**What you have to do:**
Could you extract every entry below and reproduce it exactly?

[start of Data supplied]

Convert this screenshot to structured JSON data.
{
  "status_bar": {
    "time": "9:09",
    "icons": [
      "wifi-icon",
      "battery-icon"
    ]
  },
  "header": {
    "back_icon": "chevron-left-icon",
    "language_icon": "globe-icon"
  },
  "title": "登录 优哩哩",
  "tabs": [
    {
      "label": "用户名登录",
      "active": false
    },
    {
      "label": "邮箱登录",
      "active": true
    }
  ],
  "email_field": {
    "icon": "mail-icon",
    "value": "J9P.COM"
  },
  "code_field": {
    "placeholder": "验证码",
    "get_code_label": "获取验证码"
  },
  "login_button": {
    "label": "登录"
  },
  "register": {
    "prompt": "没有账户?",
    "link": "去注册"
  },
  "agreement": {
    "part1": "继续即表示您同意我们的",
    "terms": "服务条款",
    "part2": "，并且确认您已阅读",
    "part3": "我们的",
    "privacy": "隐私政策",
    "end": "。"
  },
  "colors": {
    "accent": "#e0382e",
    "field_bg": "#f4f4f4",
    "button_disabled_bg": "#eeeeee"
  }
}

[end of Data supplied]

**Completed exercise:**
Convert this screenshot to structured JSON data.
{
  "status_bar": {
    "time": "9:09",
    "icons": [
      "wifi-icon",
      "battery-icon"
    ]
  },
  "header": {
    "back_icon": "chevron-left-icon",
    "language_icon": "globe-icon"
  },
  "title": "登录 优哩哩",
  "tabs": [
    {
      "label": "用户名登录",
      "active": false
    },
    {
      "label": "邮箱登录",
      "active": true
    }
  ],
  "email_field": {
    "icon": "mail-icon",
    "value": "J9P.COM"
  },
  "code_field": {
    "placeholder": "验证码",
    "get_code_label": "获取验证码"
  },
  "login_button": {
    "label": "登录"
  },
  "register": {
    "prompt": "没有账户?",
    "link": "去注册"
  },
  "agreement": {
    "part1": "继续即表示您同意我们的",
    "terms": "服务条款",
    "part2": "，并且确认您已阅读",
    "part3": "我们的",
    "privacy": "隐私政策",
    "end": "。"
  },
  "colors": {
    "accent": "#e0382e",
    "field_bg": "#f4f4f4",
    "button_disabled_bg": "#eeeeee"
  }
}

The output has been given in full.